> _Exercise brief_: Your task is to repeat the listing exactly.

> _Exercise input_:
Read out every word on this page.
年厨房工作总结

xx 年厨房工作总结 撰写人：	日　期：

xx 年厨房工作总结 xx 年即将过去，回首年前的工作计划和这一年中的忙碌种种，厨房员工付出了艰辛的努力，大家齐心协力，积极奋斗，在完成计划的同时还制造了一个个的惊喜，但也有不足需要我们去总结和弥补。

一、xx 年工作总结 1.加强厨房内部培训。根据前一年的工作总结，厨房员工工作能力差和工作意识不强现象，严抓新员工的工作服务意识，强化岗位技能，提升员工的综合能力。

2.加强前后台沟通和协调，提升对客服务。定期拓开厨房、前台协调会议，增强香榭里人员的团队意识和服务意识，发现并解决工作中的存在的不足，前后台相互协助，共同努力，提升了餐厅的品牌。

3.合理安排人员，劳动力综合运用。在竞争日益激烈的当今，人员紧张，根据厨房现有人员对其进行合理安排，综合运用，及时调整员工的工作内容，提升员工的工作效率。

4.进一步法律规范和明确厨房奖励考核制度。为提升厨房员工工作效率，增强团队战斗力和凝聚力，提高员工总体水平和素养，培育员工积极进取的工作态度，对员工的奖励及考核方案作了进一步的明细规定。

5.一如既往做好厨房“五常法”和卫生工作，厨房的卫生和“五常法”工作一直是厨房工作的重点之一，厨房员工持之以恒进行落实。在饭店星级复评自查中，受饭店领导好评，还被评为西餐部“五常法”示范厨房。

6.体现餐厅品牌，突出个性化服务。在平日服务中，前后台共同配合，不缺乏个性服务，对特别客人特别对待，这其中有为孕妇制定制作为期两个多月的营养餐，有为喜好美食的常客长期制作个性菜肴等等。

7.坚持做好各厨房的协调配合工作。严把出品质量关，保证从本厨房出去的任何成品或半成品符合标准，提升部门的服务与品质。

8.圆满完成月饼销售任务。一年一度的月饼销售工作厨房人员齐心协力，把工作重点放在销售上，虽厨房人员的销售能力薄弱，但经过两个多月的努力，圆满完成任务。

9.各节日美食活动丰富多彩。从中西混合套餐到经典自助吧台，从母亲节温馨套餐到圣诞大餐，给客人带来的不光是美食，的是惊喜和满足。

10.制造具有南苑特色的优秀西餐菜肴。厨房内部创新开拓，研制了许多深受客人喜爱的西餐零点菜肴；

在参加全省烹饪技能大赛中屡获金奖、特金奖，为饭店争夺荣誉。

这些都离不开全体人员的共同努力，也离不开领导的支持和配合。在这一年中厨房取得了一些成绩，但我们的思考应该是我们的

> _Answer for this exercise_:
Read out every word on this page.
年厨房工作总结

xx 年厨房工作总结 撰写人：	日　期：

xx 年厨房工作总结 xx 年即将过去，回首年前的工作计划和这一年中的忙碌种种，厨房员工付出了艰辛的努力，大家齐心协力，积极奋斗，在完成计划的同时还制造了一个个的惊喜，但也有不足需要我们去总结和弥补。

一、xx 年工作总结 1.加强厨房内部培训。根据前一年的工作总结，厨房员工工作能力差和工作意识不强现象，严抓新员工的工作服务意识，强化岗位技能，提升员工的综合能力。

2.加强前后台沟通和协调，提升对客服务。定期拓开厨房、前台协调会议，增强香榭里人员的团队意识和服务意识，发现并解决工作中的存在的不足，前后台相互协助，共同努力，提升了餐厅的品牌。

3.合理安排人员，劳动力综合运用。在竞争日益激烈的当今，人员紧张，根据厨房现有人员对其进行合理安排，综合运用，及时调整员工的工作内容，提升员工的工作效率。

4.进一步法律规范和明确厨房奖励考核制度。为提升厨房员工工作效率，增强团队战斗力和凝聚力，提高员工总体水平和素养，培育员工积极进取的工作态度，对员工的奖励及考核方案作了进一步的明细规定。

5.一如既往做好厨房“五常法”和卫生工作，厨房的卫生和“五常法”工作一直是厨房工作的重点之一，厨房员工持之以恒进行落实。在饭店星级复评自查中，受饭店领导好评，还被评为西餐部“五常法”示范厨房。

6.体现餐厅品牌，突出个性化服务。在平日服务中，前后台共同配合，不缺乏个性服务，对特别客人特别对待，这其中有为孕妇制定制作为期两个多月的营养餐，有为喜好美食的常客长期制作个性菜肴等等。

7.坚持做好各厨房的协调配合工作。严把出品质量关，保证从本厨房出去的任何成品或半成品符合标准，提升部门的服务与品质。

8.圆满完成月饼销售任务。一年一度的月饼销售工作厨房人员齐心协力，把工作重点放在销售上，虽厨房人员的销售能力薄弱，但经过两个多月的努力，圆满完成任务。

9.各节日美食活动丰富多彩。从中西混合套餐到经典自助吧台，从母亲节温馨套餐到圣诞大餐，给客人带来的不光是美食，的是惊喜和满足。

10.制造具有南苑特色的优秀西餐菜肴。厨房内部创新开拓，研制了许多深受客人喜爱的西餐零点菜肴；

在参加全省烹饪技能大赛中屡获金奖、特金奖，为饭店争夺荣誉。

这些都离不开全体人员的共同努力，也离不开领导的支持和配合。在这一年中厨房取得了一些成绩，但我们的思考应该是我们的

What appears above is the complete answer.